-- START RECORD LIST --
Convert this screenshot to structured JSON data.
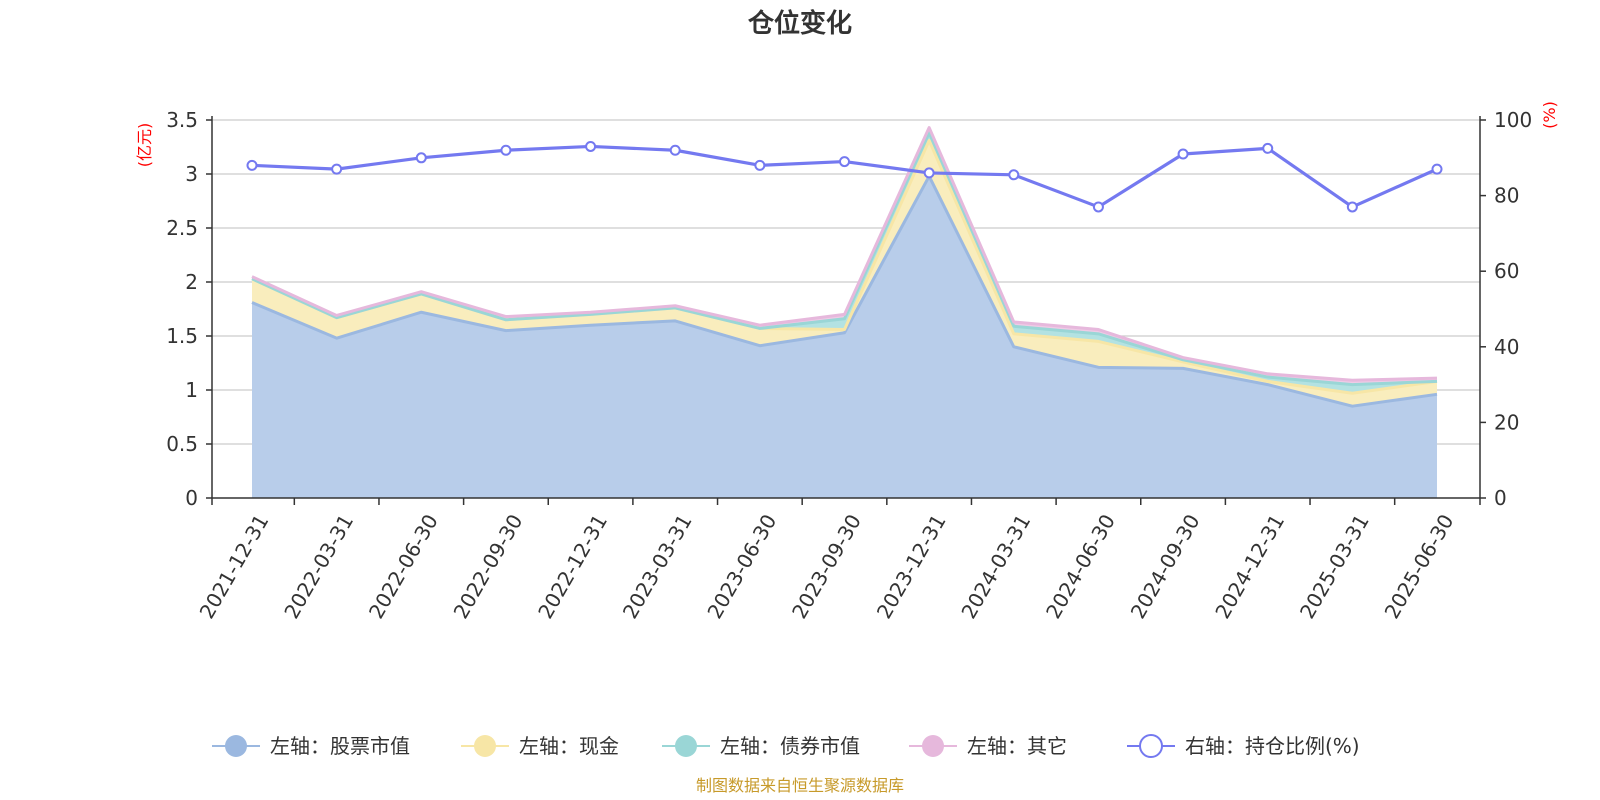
{
  "chart_data": {
    "type": "area",
    "title": "仓位变化",
    "left_axis_unit": "(亿元)",
    "right_axis_unit": "(%)",
    "categories": [
      "2021-12-31",
      "2022-03-31",
      "2022-06-30",
      "2022-09-30",
      "2022-12-31",
      "2023-03-31",
      "2023-06-30",
      "2023-09-30",
      "2023-12-31",
      "2024-03-31",
      "2024-06-30",
      "2024-09-30",
      "2024-12-31",
      "2025-03-31",
      "2025-06-30"
    ],
    "left_ylim": [
      0,
      3.5
    ],
    "left_ticks": [
      "0",
      "0.5",
      "1",
      "1.5",
      "2",
      "2.5",
      "3",
      "3.5"
    ],
    "right_ylim": [
      0,
      100
    ],
    "right_ticks": [
      "0",
      "20",
      "40",
      "60",
      "80",
      "100"
    ],
    "grid": true,
    "legend_position": "bottom",
    "series": [
      {
        "name": "左轴：股票市值",
        "axis": "left",
        "stack": true,
        "color": "#9bb8e0",
        "fill": "#b8cdea",
        "values": [
          1.81,
          1.48,
          1.72,
          1.55,
          1.6,
          1.64,
          1.41,
          1.53,
          2.98,
          1.4,
          1.21,
          1.2,
          1.05,
          0.85,
          0.96
        ]
      },
      {
        "name": "左轴：现金",
        "axis": "left",
        "stack": true,
        "color": "#f7e6a6",
        "fill": "#f9edbd",
        "values": [
          0.22,
          0.19,
          0.17,
          0.1,
          0.1,
          0.12,
          0.16,
          0.03,
          0.33,
          0.12,
          0.24,
          0.06,
          0.03,
          0.12,
          0.12
        ]
      },
      {
        "name": "左轴：债券市值",
        "axis": "left",
        "stack": true,
        "color": "#9ad6d6",
        "fill": "#b3e2e2",
        "values": [
          0.0,
          0.0,
          0.0,
          0.0,
          0.0,
          0.0,
          0.0,
          0.1,
          0.07,
          0.07,
          0.07,
          0.02,
          0.04,
          0.08,
          0.0
        ]
      },
      {
        "name": "左轴：其它",
        "axis": "left",
        "stack": true,
        "color": "#e6b8dc",
        "fill": "#efcbe6",
        "values": [
          0.02,
          0.02,
          0.02,
          0.03,
          0.02,
          0.02,
          0.03,
          0.04,
          0.05,
          0.04,
          0.04,
          0.02,
          0.03,
          0.04,
          0.03
        ]
      },
      {
        "name": "右轴：持仓比例(%)",
        "axis": "right",
        "type": "line",
        "color": "#7479f0",
        "values": [
          88,
          87,
          90,
          92,
          93,
          92,
          88,
          89,
          86,
          85.5,
          77,
          91,
          92.5,
          77,
          87
        ]
      }
    ]
  },
  "source_note": "制图数据来自恒生聚源数据库"
}
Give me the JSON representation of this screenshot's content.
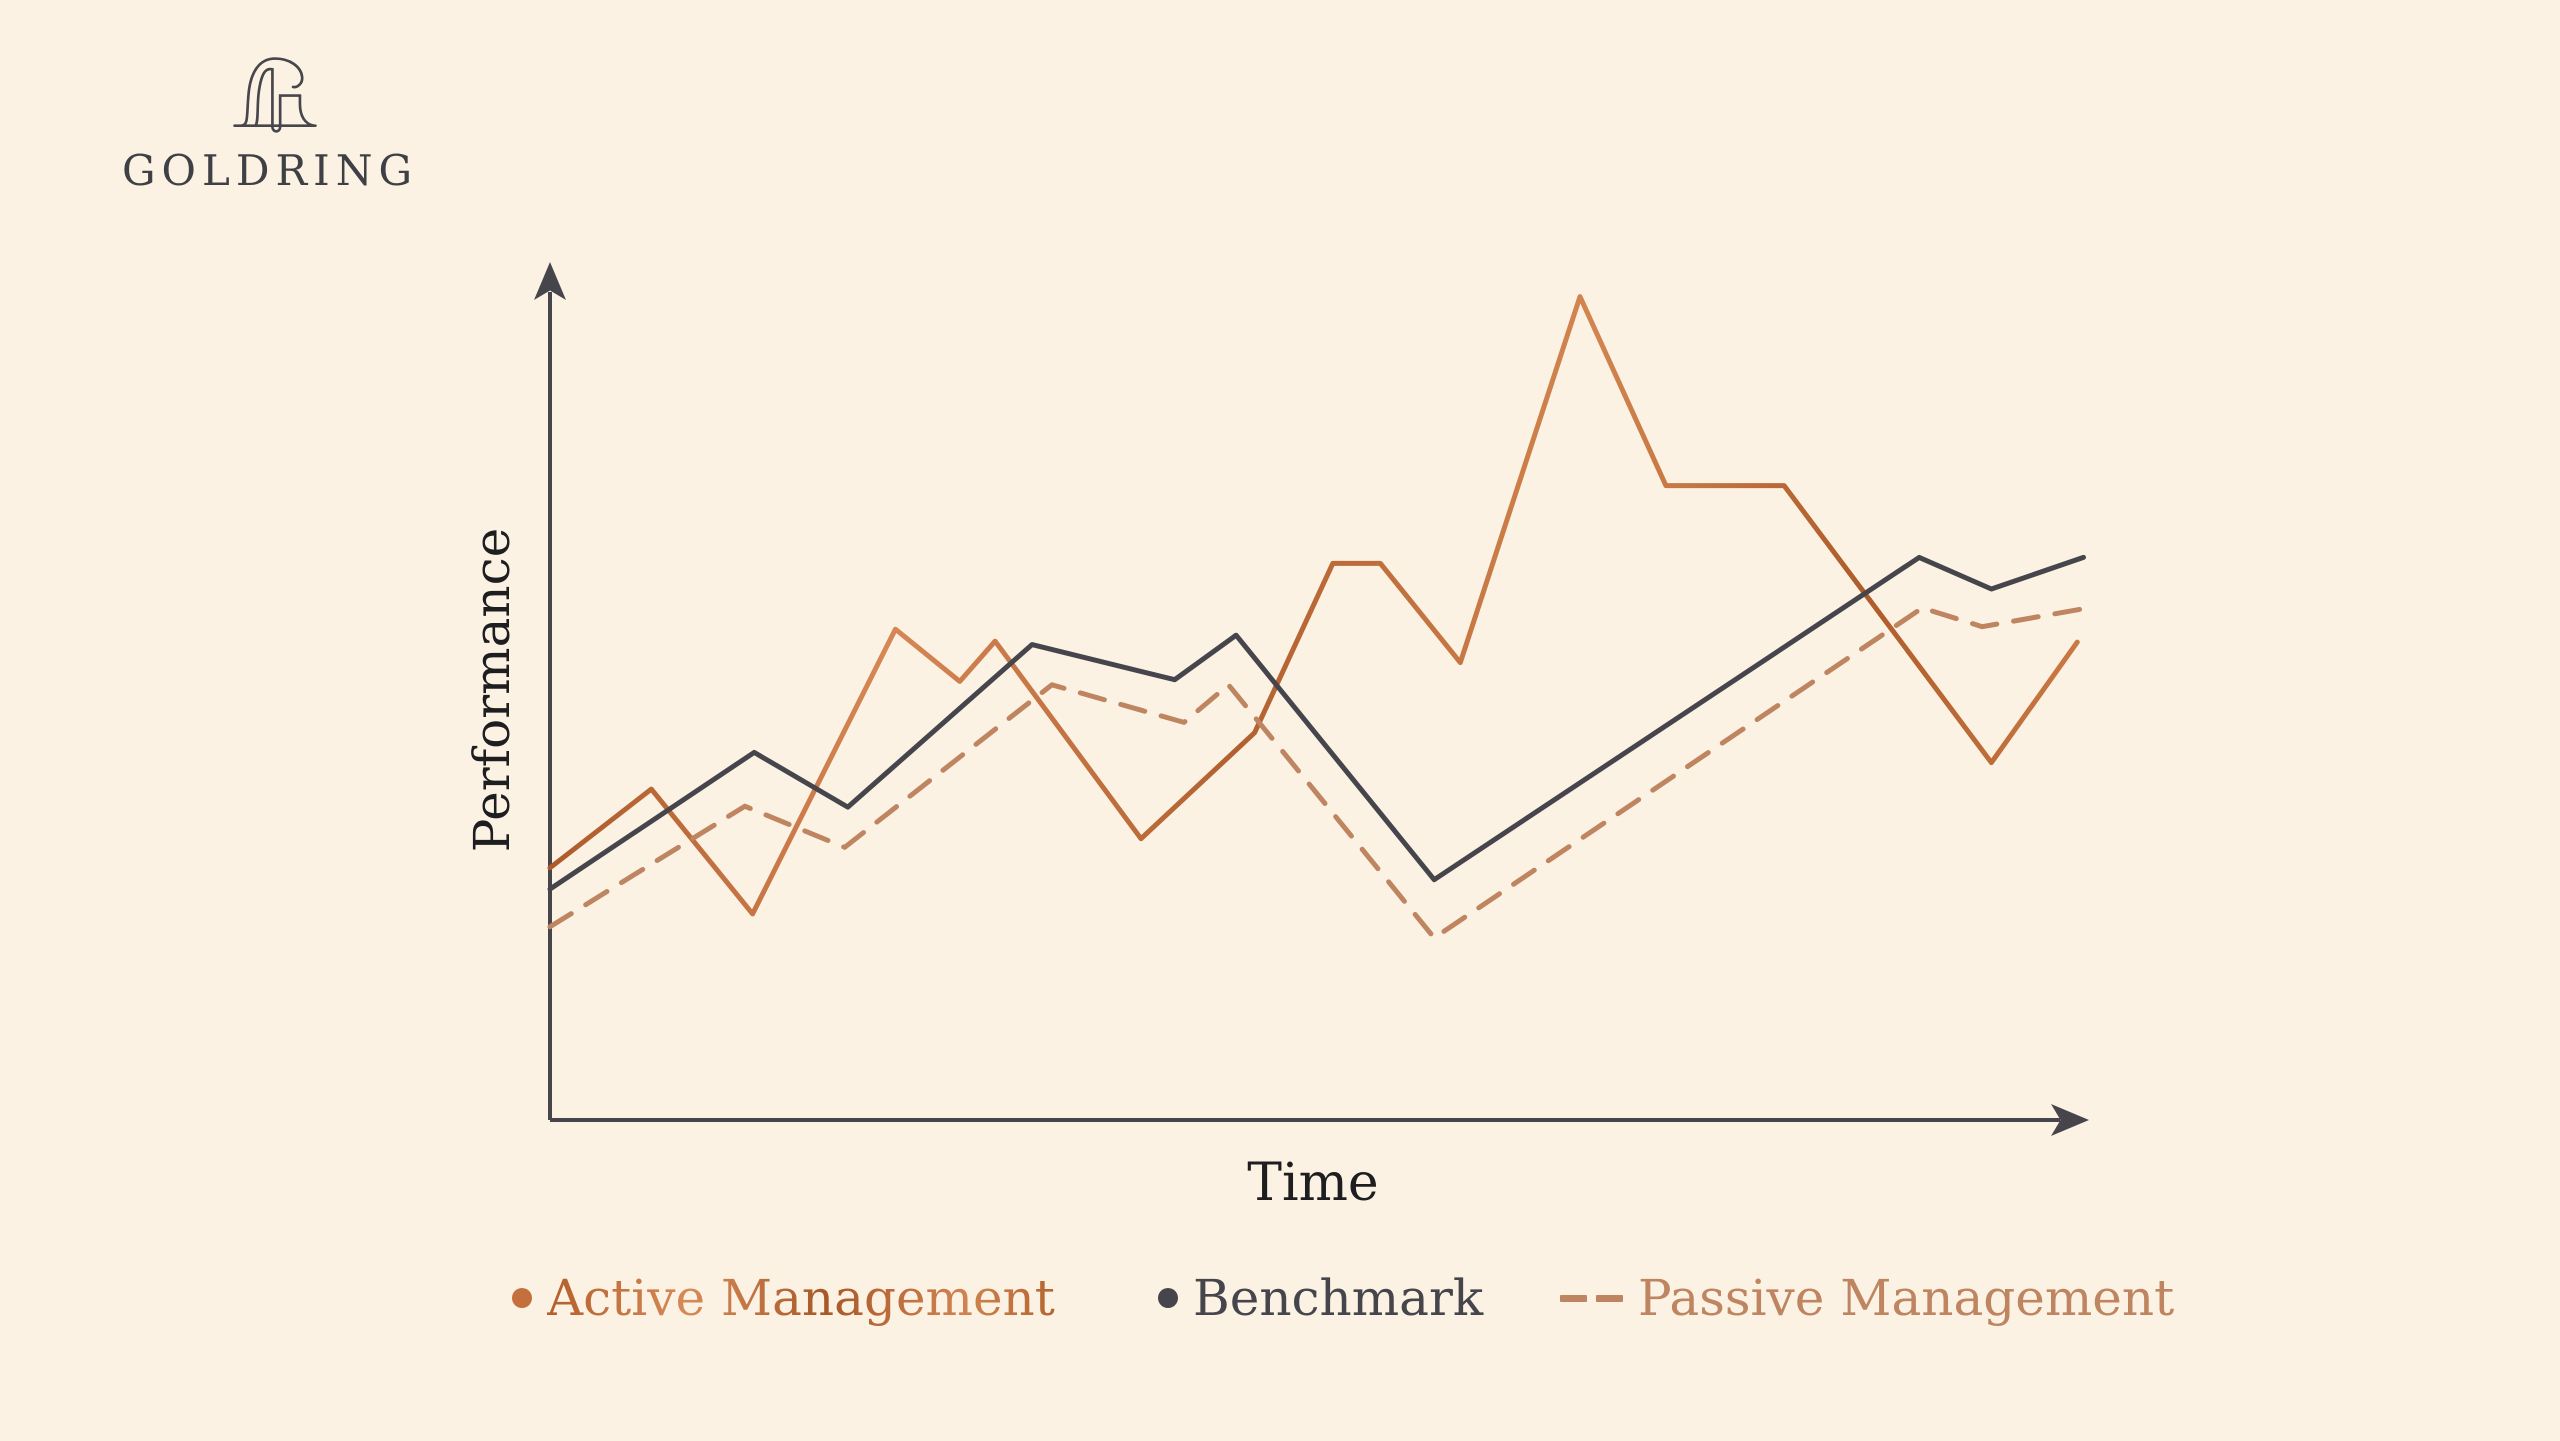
{
  "brand": {
    "name": "GOLDRING"
  },
  "chart": {
    "ylabel": "Performance",
    "xlabel": "Time"
  },
  "legend": [
    {
      "label": "Active Management",
      "marker": "dot",
      "color": "#C4703C"
    },
    {
      "label": "Benchmark",
      "marker": "dot",
      "color": "#45454B"
    },
    {
      "label": "Passive Management",
      "marker": "dashes",
      "color": "#BE8560"
    }
  ],
  "chart_data": {
    "type": "line",
    "title": "",
    "xlabel": "Time",
    "ylabel": "Performance",
    "xlim": [
      0,
      100
    ],
    "ylim": [
      0,
      100
    ],
    "grid": false,
    "axis_arrows": true,
    "legend_position": "bottom",
    "series": [
      {
        "name": "Active Management",
        "color": "#C4703C",
        "style": "solid",
        "texture": "copper",
        "points": [
          [
            0,
            29.5
          ],
          [
            6.6,
            38.7
          ],
          [
            13.2,
            24.1
          ],
          [
            22.5,
            57.4
          ],
          [
            26.7,
            51.3
          ],
          [
            29.0,
            56.0
          ],
          [
            38.5,
            32.9
          ],
          [
            45.9,
            45.3
          ],
          [
            51.0,
            65.1
          ],
          [
            54.1,
            65.1
          ],
          [
            59.3,
            53.5
          ],
          [
            67.1,
            96.3
          ],
          [
            72.7,
            74.2
          ],
          [
            80.4,
            74.2
          ],
          [
            93.9,
            41.8
          ],
          [
            99.5,
            55.9
          ]
        ]
      },
      {
        "name": "Benchmark",
        "color": "#45454B",
        "style": "solid",
        "texture": "none",
        "points": [
          [
            0,
            27.0
          ],
          [
            13.3,
            43.0
          ],
          [
            19.4,
            36.6
          ],
          [
            31.4,
            55.6
          ],
          [
            40.7,
            51.5
          ],
          [
            44.7,
            56.7
          ],
          [
            57.6,
            28.1
          ],
          [
            89.2,
            65.8
          ],
          [
            93.9,
            62.1
          ],
          [
            99.9,
            65.8
          ]
        ]
      },
      {
        "name": "Passive Management",
        "color": "#BE8560",
        "style": "dashed",
        "texture": "none",
        "points": [
          [
            0,
            22.6
          ],
          [
            12.7,
            36.7
          ],
          [
            19.2,
            31.9
          ],
          [
            32.7,
            50.9
          ],
          [
            41.3,
            46.5
          ],
          [
            44.2,
            50.9
          ],
          [
            57.6,
            21.3
          ],
          [
            89.4,
            59.9
          ],
          [
            93.3,
            57.7
          ],
          [
            99.9,
            59.8
          ]
        ]
      }
    ]
  }
}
-- END RECORD LIST --
_JOB_.
Would you set down the listing exactly, omitting pictures?

_REPLY_.
Convert this screenshot to structured JSON data.
{
  "chart_data": {
    "type": "area",
    "title": "仓位变化",
    "left_axis_unit": "(亿元)",
    "right_axis_unit": "(%)",
    "categories": [
      "2021-12-31",
      "2022-03-31",
      "2022-06-30",
      "2022-09-30",
      "2022-12-31",
      "2023-03-31",
      "2023-06-30",
      "2023-09-30",
      "2023-12-31",
      "2024-03-31",
      "2024-06-30",
      "2024-09-30",
      "2024-12-31",
      "2025-03-31",
      "2025-06-30"
    ],
    "left_ylim": [
      0,
      3.5
    ],
    "left_ticks": [
      "0",
      "0.5",
      "1",
      "1.5",
      "2",
      "2.5",
      "3",
      "3.5"
    ],
    "right_ylim": [
      0,
      100
    ],
    "right_ticks": [
      "0",
      "20",
      "40",
      "60",
      "80",
      "100"
    ],
    "grid": true,
    "legend_position": "bottom",
    "series": [
      {
        "name": "左轴：股票市值",
        "axis": "left",
        "stack": true,
        "color": "#9bb8e0",
        "fill": "#b8cdea",
        "values": [
          1.81,
          1.48,
          1.72,
          1.55,
          1.6,
          1.64,
          1.41,
          1.53,
          2.98,
          1.4,
          1.21,
          1.2,
          1.05,
          0.85,
          0.96
        ]
      },
      {
        "name": "左轴：现金",
        "axis": "left",
        "stack": true,
        "color": "#f7e6a6",
        "fill": "#f9edbd",
        "values": [
          0.22,
          0.19,
          0.17,
          0.1,
          0.1,
          0.12,
          0.16,
          0.03,
          0.33,
          0.12,
          0.24,
          0.06,
          0.03,
          0.12,
          0.12
        ]
      },
      {
        "name": "左轴：债券市值",
        "axis": "left",
        "stack": true,
        "color": "#9ad6d6",
        "fill": "#b3e2e2",
        "values": [
          0.0,
          0.0,
          0.0,
          0.0,
          0.0,
          0.0,
          0.0,
          0.1,
          0.07,
          0.07,
          0.07,
          0.02,
          0.04,
          0.08,
          0.0
        ]
      },
      {
        "name": "左轴：其它",
        "axis": "left",
        "stack": true,
        "color": "#e6b8dc",
        "fill": "#efcbe6",
        "values": [
          0.02,
          0.02,
          0.02,
          0.03,
          0.02,
          0.02,
          0.03,
          0.04,
          0.05,
          0.04,
          0.04,
          0.02,
          0.03,
          0.04,
          0.03
        ]
      },
      {
        "name": "右轴：持仓比例(%)",
        "axis": "right",
        "type": "line",
        "color": "#7479f0",
        "values": [
          88,
          87,
          90,
          92,
          93,
          92,
          88,
          89,
          86,
          85.5,
          77,
          91,
          92.5,
          77,
          87
        ]
      }
    ]
  },
  "source_note": "制图数据来自恒生聚源数据库"
}
Give me the JSON representation of this screenshot's content.
{
  "brand": {
    "name": "GOLDRING"
  },
  "chart": {
    "ylabel": "Performance",
    "xlabel": "Time"
  },
  "legend": [
    {
      "label": "Active Management",
      "marker": "dot",
      "color": "#C4703C"
    },
    {
      "label": "Benchmark",
      "marker": "dot",
      "color": "#45454B"
    },
    {
      "label": "Passive Management",
      "marker": "dashes",
      "color": "#BE8560"
    }
  ],
  "chart_data": {
    "type": "line",
    "title": "",
    "xlabel": "Time",
    "ylabel": "Performance",
    "xlim": [
      0,
      100
    ],
    "ylim": [
      0,
      100
    ],
    "grid": false,
    "axis_arrows": true,
    "legend_position": "bottom",
    "series": [
      {
        "name": "Active Management",
        "color": "#C4703C",
        "style": "solid",
        "texture": "copper",
        "points": [
          [
            0,
            29.5
          ],
          [
            6.6,
            38.7
          ],
          [
            13.2,
            24.1
          ],
          [
            22.5,
            57.4
          ],
          [
            26.7,
            51.3
          ],
          [
            29.0,
            56.0
          ],
          [
            38.5,
            32.9
          ],
          [
            45.9,
            45.3
          ],
          [
            51.0,
            65.1
          ],
          [
            54.1,
            65.1
          ],
          [
            59.3,
            53.5
          ],
          [
            67.1,
            96.3
          ],
          [
            72.7,
            74.2
          ],
          [
            80.4,
            74.2
          ],
          [
            93.9,
            41.8
          ],
          [
            99.5,
            55.9
          ]
        ]
      },
      {
        "name": "Benchmark",
        "color": "#45454B",
        "style": "solid",
        "texture": "none",
        "points": [
          [
            0,
            27.0
          ],
          [
            13.3,
            43.0
          ],
          [
            19.4,
            36.6
          ],
          [
            31.4,
            55.6
          ],
          [
            40.7,
            51.5
          ],
          [
            44.7,
            56.7
          ],
          [
            57.6,
            28.1
          ],
          [
            89.2,
            65.8
          ],
          [
            93.9,
            62.1
          ],
          [
            99.9,
            65.8
          ]
        ]
      },
      {
        "name": "Passive Management",
        "color": "#BE8560",
        "style": "dashed",
        "texture": "none",
        "points": [
          [
            0,
            22.6
          ],
          [
            12.7,
            36.7
          ],
          [
            19.2,
            31.9
          ],
          [
            32.7,
            50.9
          ],
          [
            41.3,
            46.5
          ],
          [
            44.2,
            50.9
          ],
          [
            57.6,
            21.3
          ],
          [
            89.4,
            59.9
          ],
          [
            93.3,
            57.7
          ],
          [
            99.9,
            59.8
          ]
        ]
      }
    ]
  }
}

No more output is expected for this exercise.